The task: Give a verbatim quotation of every record.

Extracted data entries
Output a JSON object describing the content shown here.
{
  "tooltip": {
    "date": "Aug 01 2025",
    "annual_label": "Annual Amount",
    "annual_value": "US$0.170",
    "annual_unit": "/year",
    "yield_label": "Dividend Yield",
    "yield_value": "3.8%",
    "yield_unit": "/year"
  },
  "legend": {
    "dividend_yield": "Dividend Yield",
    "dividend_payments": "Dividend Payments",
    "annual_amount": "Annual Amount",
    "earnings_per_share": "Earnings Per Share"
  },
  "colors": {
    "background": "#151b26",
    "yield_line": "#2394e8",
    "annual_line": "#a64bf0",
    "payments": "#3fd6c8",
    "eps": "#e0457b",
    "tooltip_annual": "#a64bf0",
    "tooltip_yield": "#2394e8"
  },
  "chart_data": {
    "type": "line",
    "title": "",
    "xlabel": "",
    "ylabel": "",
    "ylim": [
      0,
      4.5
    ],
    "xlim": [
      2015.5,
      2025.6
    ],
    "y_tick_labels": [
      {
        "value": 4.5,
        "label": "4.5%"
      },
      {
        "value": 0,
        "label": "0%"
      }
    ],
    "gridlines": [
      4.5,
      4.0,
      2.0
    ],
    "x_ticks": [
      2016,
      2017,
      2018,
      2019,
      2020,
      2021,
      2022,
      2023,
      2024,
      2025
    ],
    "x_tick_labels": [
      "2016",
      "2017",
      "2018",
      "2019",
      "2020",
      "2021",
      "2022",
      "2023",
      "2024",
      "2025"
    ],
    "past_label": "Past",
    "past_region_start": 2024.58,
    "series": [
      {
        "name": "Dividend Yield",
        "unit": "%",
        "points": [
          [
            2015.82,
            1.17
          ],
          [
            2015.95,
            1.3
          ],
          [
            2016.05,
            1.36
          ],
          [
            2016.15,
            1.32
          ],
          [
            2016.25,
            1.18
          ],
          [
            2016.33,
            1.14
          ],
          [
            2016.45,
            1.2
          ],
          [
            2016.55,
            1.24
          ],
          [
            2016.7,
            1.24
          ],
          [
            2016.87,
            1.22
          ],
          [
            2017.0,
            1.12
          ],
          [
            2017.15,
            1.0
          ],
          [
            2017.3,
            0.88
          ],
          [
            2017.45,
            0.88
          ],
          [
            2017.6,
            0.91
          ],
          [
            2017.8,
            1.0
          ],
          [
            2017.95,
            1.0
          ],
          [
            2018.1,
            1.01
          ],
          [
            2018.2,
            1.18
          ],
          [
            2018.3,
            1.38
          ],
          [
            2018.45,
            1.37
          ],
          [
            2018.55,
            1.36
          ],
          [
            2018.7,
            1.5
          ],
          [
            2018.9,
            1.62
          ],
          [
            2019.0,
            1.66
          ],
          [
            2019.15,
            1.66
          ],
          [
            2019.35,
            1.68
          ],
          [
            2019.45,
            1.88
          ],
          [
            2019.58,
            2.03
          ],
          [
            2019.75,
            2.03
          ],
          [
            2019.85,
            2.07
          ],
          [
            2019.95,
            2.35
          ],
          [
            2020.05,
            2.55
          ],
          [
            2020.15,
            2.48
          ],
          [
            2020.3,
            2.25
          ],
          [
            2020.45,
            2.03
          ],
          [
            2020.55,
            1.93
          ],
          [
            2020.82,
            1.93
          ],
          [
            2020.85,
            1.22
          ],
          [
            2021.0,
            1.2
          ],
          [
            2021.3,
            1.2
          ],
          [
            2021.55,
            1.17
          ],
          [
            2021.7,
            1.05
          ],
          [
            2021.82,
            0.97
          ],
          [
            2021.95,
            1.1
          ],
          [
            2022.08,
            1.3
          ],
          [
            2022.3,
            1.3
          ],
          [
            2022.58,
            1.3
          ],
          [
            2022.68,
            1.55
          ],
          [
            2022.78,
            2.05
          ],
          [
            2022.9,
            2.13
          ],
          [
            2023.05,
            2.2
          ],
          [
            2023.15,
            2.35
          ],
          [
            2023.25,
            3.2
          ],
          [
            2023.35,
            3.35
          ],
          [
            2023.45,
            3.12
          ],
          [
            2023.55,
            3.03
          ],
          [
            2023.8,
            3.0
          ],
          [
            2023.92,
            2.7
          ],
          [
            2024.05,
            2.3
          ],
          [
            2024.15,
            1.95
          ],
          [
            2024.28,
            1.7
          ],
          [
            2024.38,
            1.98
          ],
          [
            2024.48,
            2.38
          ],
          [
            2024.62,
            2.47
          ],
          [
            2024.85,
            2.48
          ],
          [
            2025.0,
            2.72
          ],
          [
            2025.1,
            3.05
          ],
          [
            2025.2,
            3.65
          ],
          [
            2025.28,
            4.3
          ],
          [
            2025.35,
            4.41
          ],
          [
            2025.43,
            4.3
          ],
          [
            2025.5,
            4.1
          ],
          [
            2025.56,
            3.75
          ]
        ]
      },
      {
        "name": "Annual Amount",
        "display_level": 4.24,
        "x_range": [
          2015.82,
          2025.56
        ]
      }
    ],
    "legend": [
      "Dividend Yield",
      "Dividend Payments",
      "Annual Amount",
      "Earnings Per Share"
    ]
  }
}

The solution:
Output a JSON object describing the content shown here.
{
  "tooltip": {
    "date": "Aug 01 2025",
    "annual_label": "Annual Amount",
    "annual_value": "US$0.170",
    "annual_unit": "/year",
    "yield_label": "Dividend Yield",
    "yield_value": "3.8%",
    "yield_unit": "/year"
  },
  "legend": {
    "dividend_yield": "Dividend Yield",
    "dividend_payments": "Dividend Payments",
    "annual_amount": "Annual Amount",
    "earnings_per_share": "Earnings Per Share"
  },
  "colors": {
    "background": "#151b26",
    "yield_line": "#2394e8",
    "annual_line": "#a64bf0",
    "payments": "#3fd6c8",
    "eps": "#e0457b",
    "tooltip_annual": "#a64bf0",
    "tooltip_yield": "#2394e8"
  },
  "chart_data": {
    "type": "line",
    "title": "",
    "xlabel": "",
    "ylabel": "",
    "ylim": [
      0,
      4.5
    ],
    "xlim": [
      2015.5,
      2025.6
    ],
    "y_tick_labels": [
      {
        "value": 4.5,
        "label": "4.5%"
      },
      {
        "value": 0,
        "label": "0%"
      }
    ],
    "gridlines": [
      4.5,
      4.0,
      2.0
    ],
    "x_ticks": [
      2016,
      2017,
      2018,
      2019,
      2020,
      2021,
      2022,
      2023,
      2024,
      2025
    ],
    "x_tick_labels": [
      "2016",
      "2017",
      "2018",
      "2019",
      "2020",
      "2021",
      "2022",
      "2023",
      "2024",
      "2025"
    ],
    "past_label": "Past",
    "past_region_start": 2024.58,
    "series": [
      {
        "name": "Dividend Yield",
        "unit": "%",
        "points": [
          [
            2015.82,
            1.17
          ],
          [
            2015.95,
            1.3
          ],
          [
            2016.05,
            1.36
          ],
          [
            2016.15,
            1.32
          ],
          [
            2016.25,
            1.18
          ],
          [
            2016.33,
            1.14
          ],
          [
            2016.45,
            1.2
          ],
          [
            2016.55,
            1.24
          ],
          [
            2016.7,
            1.24
          ],
          [
            2016.87,
            1.22
          ],
          [
            2017.0,
            1.12
          ],
          [
            2017.15,
            1.0
          ],
          [
            2017.3,
            0.88
          ],
          [
            2017.45,
            0.88
          ],
          [
            2017.6,
            0.91
          ],
          [
            2017.8,
            1.0
          ],
          [
            2017.95,
            1.0
          ],
          [
            2018.1,
            1.01
          ],
          [
            2018.2,
            1.18
          ],
          [
            2018.3,
            1.38
          ],
          [
            2018.45,
            1.37
          ],
          [
            2018.55,
            1.36
          ],
          [
            2018.7,
            1.5
          ],
          [
            2018.9,
            1.62
          ],
          [
            2019.0,
            1.66
          ],
          [
            2019.15,
            1.66
          ],
          [
            2019.35,
            1.68
          ],
          [
            2019.45,
            1.88
          ],
          [
            2019.58,
            2.03
          ],
          [
            2019.75,
            2.03
          ],
          [
            2019.85,
            2.07
          ],
          [
            2019.95,
            2.35
          ],
          [
            2020.05,
            2.55
          ],
          [
            2020.15,
            2.48
          ],
          [
            2020.3,
            2.25
          ],
          [
            2020.45,
            2.03
          ],
          [
            2020.55,
            1.93
          ],
          [
            2020.82,
            1.93
          ],
          [
            2020.85,
            1.22
          ],
          [
            2021.0,
            1.2
          ],
          [
            2021.3,
            1.2
          ],
          [
            2021.55,
            1.17
          ],
          [
            2021.7,
            1.05
          ],
          [
            2021.82,
            0.97
          ],
          [
            2021.95,
            1.1
          ],
          [
            2022.08,
            1.3
          ],
          [
            2022.3,
            1.3
          ],
          [
            2022.58,
            1.3
          ],
          [
            2022.68,
            1.55
          ],
          [
            2022.78,
            2.05
          ],
          [
            2022.9,
            2.13
          ],
          [
            2023.05,
            2.2
          ],
          [
            2023.15,
            2.35
          ],
          [
            2023.25,
            3.2
          ],
          [
            2023.35,
            3.35
          ],
          [
            2023.45,
            3.12
          ],
          [
            2023.55,
            3.03
          ],
          [
            2023.8,
            3.0
          ],
          [
            2023.92,
            2.7
          ],
          [
            2024.05,
            2.3
          ],
          [
            2024.15,
            1.95
          ],
          [
            2024.28,
            1.7
          ],
          [
            2024.38,
            1.98
          ],
          [
            2024.48,
            2.38
          ],
          [
            2024.62,
            2.47
          ],
          [
            2024.85,
            2.48
          ],
          [
            2025.0,
            2.72
          ],
          [
            2025.1,
            3.05
          ],
          [
            2025.2,
            3.65
          ],
          [
            2025.28,
            4.3
          ],
          [
            2025.35,
            4.41
          ],
          [
            2025.43,
            4.3
          ],
          [
            2025.5,
            4.1
          ],
          [
            2025.56,
            3.75
          ]
        ]
      },
      {
        "name": "Annual Amount",
        "display_level": 4.24,
        "x_range": [
          2015.82,
          2025.56
        ]
      }
    ],
    "legend": [
      "Dividend Yield",
      "Dividend Payments",
      "Annual Amount",
      "Earnings Per Share"
    ]
  }
}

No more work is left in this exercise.